** START **

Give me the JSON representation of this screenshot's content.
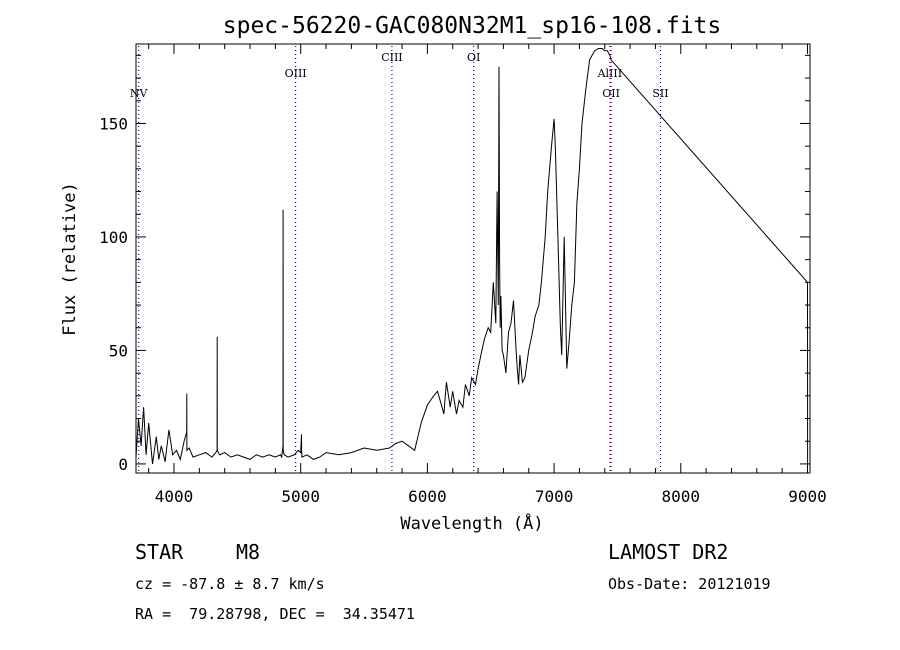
{
  "chart_data": {
    "type": "line",
    "title": "spec-56220-GAC080N32M1_sp16-108.fits",
    "xlabel": "Wavelength (Å)",
    "ylabel": "Flux (relative)",
    "xlim": [
      3700,
      9020
    ],
    "ylim": [
      -4,
      185
    ],
    "x_ticks": [
      "4000",
      "5000",
      "6000",
      "7000",
      "8000",
      "9000"
    ],
    "y_ticks": [
      "0",
      "50",
      "100",
      "150"
    ],
    "grid": false,
    "series": [
      {
        "x": [
          3700,
          3720,
          3740,
          3760,
          3780,
          3800,
          3830,
          3860,
          3880,
          3900,
          3930,
          3960,
          3990,
          4020,
          4050,
          4080,
          4100,
          4101,
          4102,
          4120,
          4150,
          4200,
          4250,
          4300,
          4330,
          4340,
          4341,
          4342,
          4360,
          4400,
          4450,
          4500,
          4550,
          4600,
          4650,
          4700,
          4750,
          4800,
          4840,
          4850,
          4860,
          4861,
          4862,
          4870,
          4900,
          4950,
          4980,
          5000,
          5006,
          5007,
          5010,
          5050,
          5100,
          5150,
          5200,
          5300,
          5400,
          5500,
          5600,
          5700,
          5750,
          5800,
          5850,
          5900,
          5950,
          6000,
          6050,
          6080,
          6100,
          6130,
          6150,
          6180,
          6200,
          6230,
          6250,
          6280,
          6300,
          6330,
          6350,
          6380,
          6400,
          6430,
          6450,
          6480,
          6500,
          6520,
          6540,
          6550,
          6560,
          6563,
          6565,
          6570,
          6575,
          6580,
          6590,
          6600,
          6620,
          6640,
          6660,
          6680,
          6700,
          6710,
          6720,
          6730,
          6750,
          6770,
          6800,
          6830,
          6850,
          6880,
          6900,
          6930,
          6950,
          6980,
          7000,
          7010,
          7030,
          7050,
          7060,
          7080,
          7100,
          7120,
          7140,
          7160,
          7180,
          7200,
          7220,
          7250,
          7280,
          7300,
          7320,
          7350,
          7380,
          7400,
          7420,
          7440,
          7450,
          9000,
          9001
        ],
        "y": [
          3,
          20,
          8,
          25,
          4,
          18,
          0,
          12,
          2,
          8,
          1,
          15,
          4,
          6,
          2,
          10,
          14,
          31,
          6,
          7,
          3,
          4,
          5,
          3,
          5,
          6,
          56,
          6,
          4,
          5,
          3,
          4,
          3,
          2,
          4,
          3,
          4,
          3,
          4,
          3,
          8,
          112,
          6,
          4,
          3,
          4,
          6,
          5,
          13,
          6,
          3,
          4,
          2,
          3,
          5,
          4,
          5,
          7,
          6,
          7,
          9,
          10,
          8,
          6,
          18,
          26,
          30,
          32,
          28,
          22,
          36,
          25,
          32,
          22,
          28,
          25,
          35,
          30,
          38,
          35,
          42,
          50,
          55,
          60,
          58,
          80,
          62,
          120,
          70,
          130,
          175,
          90,
          60,
          74,
          50,
          48,
          40,
          58,
          62,
          72,
          50,
          42,
          35,
          48,
          36,
          38,
          50,
          58,
          65,
          70,
          80,
          100,
          120,
          140,
          152,
          140,
          100,
          60,
          48,
          100,
          42,
          55,
          70,
          80,
          115,
          130,
          150,
          165,
          178,
          180,
          182,
          183,
          183,
          182,
          182,
          180,
          178,
          80,
          0
        ]
      }
    ],
    "line_markers": [
      {
        "label": "NV",
        "x": 3721,
        "color": "#0000d8",
        "label_row": 2
      },
      {
        "label": "OIII",
        "x": 4960,
        "color": "#0000d8",
        "label_row": 1
      },
      {
        "label": "CIII",
        "x": 5720,
        "color": "#0000d8",
        "label_row": 0
      },
      {
        "label": "OI",
        "x": 6365,
        "color": "#0000d8",
        "label_row": 0
      },
      {
        "label": "AlIII",
        "x": 7440,
        "color": "#d80000",
        "label_row": 1
      },
      {
        "label": "OII",
        "x": 7450,
        "color": "#0000d8",
        "label_row": 2
      },
      {
        "label": "SII",
        "x": 7840,
        "color": "#0000d8",
        "label_row": 2
      }
    ]
  },
  "info": {
    "class_label": "STAR",
    "subclass": "M8",
    "survey": "LAMOST DR2",
    "cz": "cz = -87.8 ± 8.7 km/s",
    "obs_date": "Obs-Date: 20121019",
    "coords": "RA =  79.28798, DEC =  34.35471"
  }
}
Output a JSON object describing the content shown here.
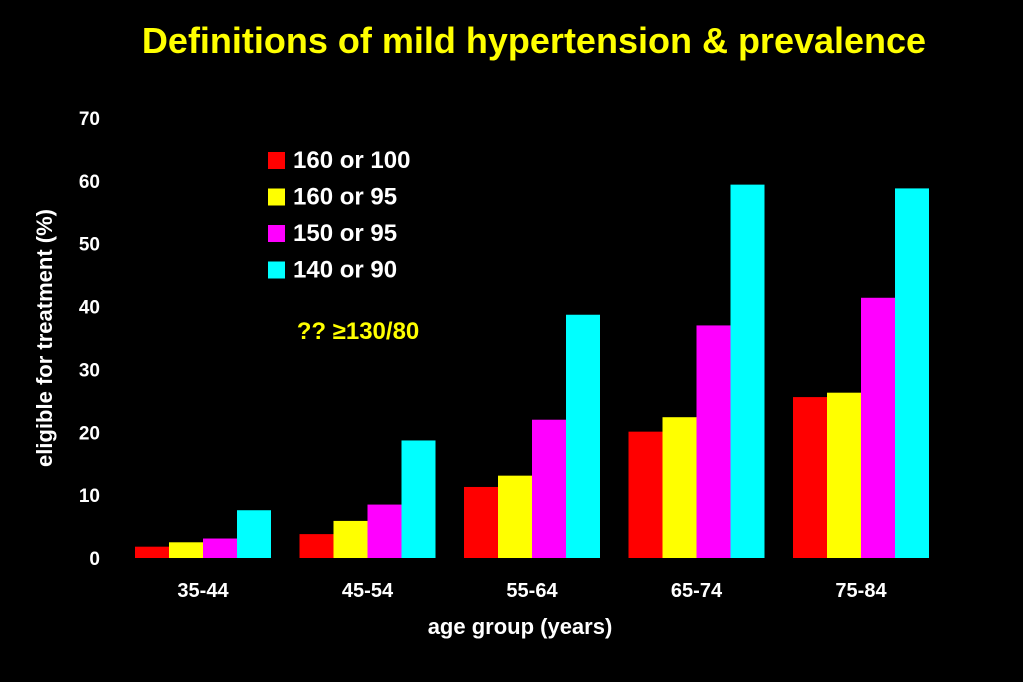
{
  "colors": {
    "background": "#000000",
    "title": "#ffff00",
    "annotation": "#ffff00",
    "text": "#ffffff"
  },
  "chart_data": {
    "type": "bar",
    "title": "Definitions of mild hypertension & prevalence",
    "xlabel": "age group (years)",
    "ylabel": "eligible for treatment (%)",
    "ylim": [
      0,
      70
    ],
    "yticks": [
      0,
      10,
      20,
      30,
      40,
      50,
      60,
      70
    ],
    "grid": false,
    "legend_position": "top-center",
    "categories": [
      "35-44",
      "45-54",
      "55-64",
      "65-74",
      "75-84"
    ],
    "series": [
      {
        "name": "160 or 100",
        "color": "#ff0000",
        "values": [
          1.8,
          3.8,
          11.3,
          20.1,
          25.6
        ]
      },
      {
        "name": "160 or 95",
        "color": "#ffff00",
        "values": [
          2.5,
          5.9,
          13.1,
          22.4,
          26.3
        ]
      },
      {
        "name": "150 or 95",
        "color": "#ff00ff",
        "values": [
          3.1,
          8.5,
          22.0,
          37.0,
          41.4
        ]
      },
      {
        "name": "140 or 90",
        "color": "#00ffff",
        "values": [
          7.6,
          18.7,
          38.7,
          59.4,
          58.8
        ]
      }
    ],
    "annotation": "?? ≥130/80"
  }
}
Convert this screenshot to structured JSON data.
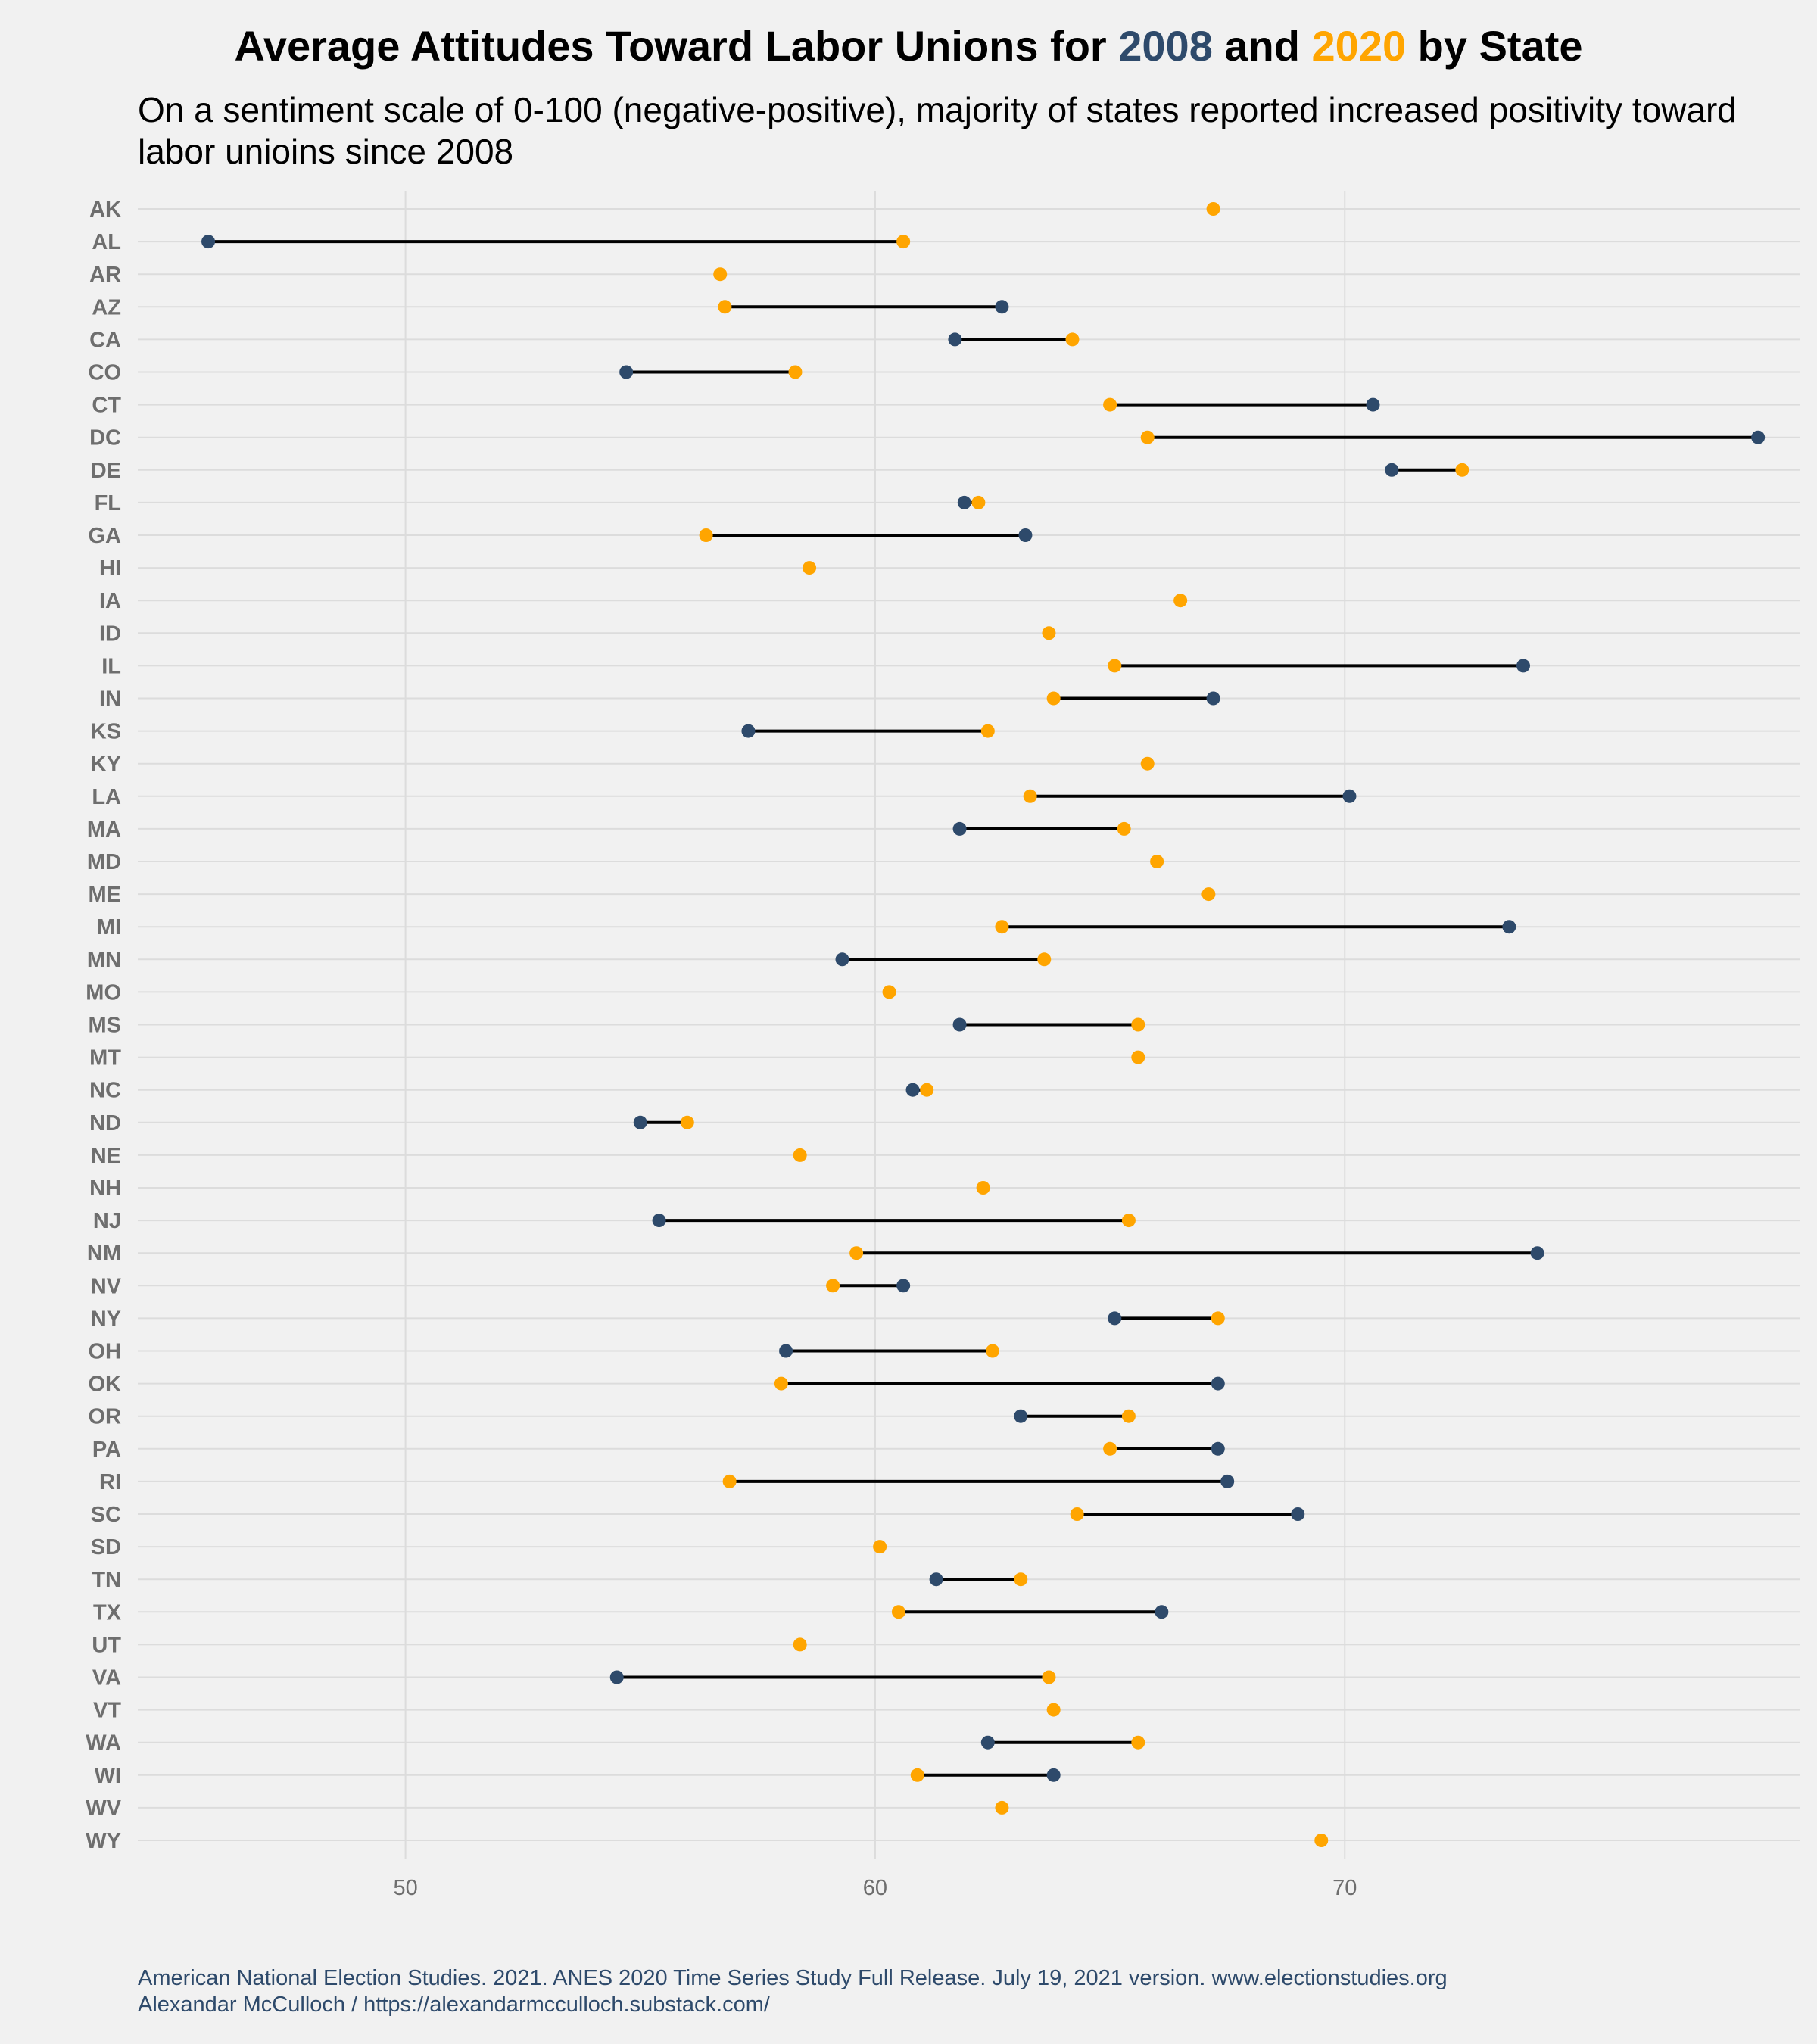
{
  "title": {
    "prefix": "Average Attitudes Toward Labor Unions for ",
    "year1": "2008",
    "mid": " and ",
    "year2": "2020",
    "suffix": " by State"
  },
  "subtitle": "On a sentiment scale of 0-100 (negative-positive), majority of states reported increased positivity toward labor unioins since 2008",
  "caption": {
    "line1": "American National Election Studies. 2021. ANES 2020 Time Series Study Full Release. July 19, 2021 version. www.electionstudies.org",
    "line2": "Alexandar McCulloch / https://alexandarmcculloch.substack.com/"
  },
  "colors": {
    "c2008": "#2e4a6b",
    "c2020": "#ffa500",
    "segment": "#000000",
    "grid": "#dcdcdc",
    "tick": "#6e6e6e"
  },
  "chart_data": {
    "type": "dumbbell",
    "xlim": [
      44.3,
      79.7
    ],
    "xticks": [
      50,
      60,
      70
    ],
    "legend": "title",
    "series": [
      {
        "name": "2008"
      },
      {
        "name": "2020"
      }
    ],
    "rows": [
      {
        "state": "AK",
        "v2008": null,
        "v2020": 67.2
      },
      {
        "state": "AL",
        "v2008": 45.8,
        "v2020": 60.6
      },
      {
        "state": "AR",
        "v2008": null,
        "v2020": 56.7
      },
      {
        "state": "AZ",
        "v2008": 62.7,
        "v2020": 56.8
      },
      {
        "state": "CA",
        "v2008": 61.7,
        "v2020": 64.2
      },
      {
        "state": "CO",
        "v2008": 54.7,
        "v2020": 58.3
      },
      {
        "state": "CT",
        "v2008": 70.6,
        "v2020": 65.0
      },
      {
        "state": "DC",
        "v2008": 78.8,
        "v2020": 65.8
      },
      {
        "state": "DE",
        "v2008": 71.0,
        "v2020": 72.5
      },
      {
        "state": "FL",
        "v2008": 61.9,
        "v2020": 62.2
      },
      {
        "state": "GA",
        "v2008": 63.2,
        "v2020": 56.4
      },
      {
        "state": "HI",
        "v2008": null,
        "v2020": 58.6
      },
      {
        "state": "IA",
        "v2008": null,
        "v2020": 66.5
      },
      {
        "state": "ID",
        "v2008": null,
        "v2020": 63.7
      },
      {
        "state": "IL",
        "v2008": 73.8,
        "v2020": 65.1
      },
      {
        "state": "IN",
        "v2008": 67.2,
        "v2020": 63.8
      },
      {
        "state": "KS",
        "v2008": 57.3,
        "v2020": 62.4
      },
      {
        "state": "KY",
        "v2008": null,
        "v2020": 65.8
      },
      {
        "state": "LA",
        "v2008": 70.1,
        "v2020": 63.3
      },
      {
        "state": "MA",
        "v2008": 61.8,
        "v2020": 65.3
      },
      {
        "state": "MD",
        "v2008": null,
        "v2020": 66.0
      },
      {
        "state": "ME",
        "v2008": null,
        "v2020": 67.1
      },
      {
        "state": "MI",
        "v2008": 73.5,
        "v2020": 62.7
      },
      {
        "state": "MN",
        "v2008": 59.3,
        "v2020": 63.6
      },
      {
        "state": "MO",
        "v2008": null,
        "v2020": 60.3
      },
      {
        "state": "MS",
        "v2008": 61.8,
        "v2020": 65.6
      },
      {
        "state": "MT",
        "v2008": null,
        "v2020": 65.6
      },
      {
        "state": "NC",
        "v2008": 60.8,
        "v2020": 61.1
      },
      {
        "state": "ND",
        "v2008": 55.0,
        "v2020": 56.0
      },
      {
        "state": "NE",
        "v2008": null,
        "v2020": 58.4
      },
      {
        "state": "NH",
        "v2008": null,
        "v2020": 62.3
      },
      {
        "state": "NJ",
        "v2008": 55.4,
        "v2020": 65.4
      },
      {
        "state": "NM",
        "v2008": 74.1,
        "v2020": 59.6
      },
      {
        "state": "NV",
        "v2008": 60.6,
        "v2020": 59.1
      },
      {
        "state": "NY",
        "v2008": 65.1,
        "v2020": 67.3
      },
      {
        "state": "OH",
        "v2008": 58.1,
        "v2020": 62.5
      },
      {
        "state": "OK",
        "v2008": 67.3,
        "v2020": 58.0
      },
      {
        "state": "OR",
        "v2008": 63.1,
        "v2020": 65.4
      },
      {
        "state": "PA",
        "v2008": 67.3,
        "v2020": 65.0
      },
      {
        "state": "RI",
        "v2008": 67.5,
        "v2020": 56.9
      },
      {
        "state": "SC",
        "v2008": 69.0,
        "v2020": 64.3
      },
      {
        "state": "SD",
        "v2008": null,
        "v2020": 60.1
      },
      {
        "state": "TN",
        "v2008": 61.3,
        "v2020": 63.1
      },
      {
        "state": "TX",
        "v2008": 66.1,
        "v2020": 60.5
      },
      {
        "state": "UT",
        "v2008": null,
        "v2020": 58.4
      },
      {
        "state": "VA",
        "v2008": 54.5,
        "v2020": 63.7
      },
      {
        "state": "VT",
        "v2008": null,
        "v2020": 63.8
      },
      {
        "state": "WA",
        "v2008": 62.4,
        "v2020": 65.6
      },
      {
        "state": "WI",
        "v2008": 63.8,
        "v2020": 60.9
      },
      {
        "state": "WV",
        "v2008": null,
        "v2020": 62.7
      },
      {
        "state": "WY",
        "v2008": null,
        "v2020": 69.5
      }
    ]
  }
}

** END **

**INSTRUCTIONS FOR THE TASK**: Work out how many lines above contain the word "name". Give only the number.

**TASK OUTPUT**: 6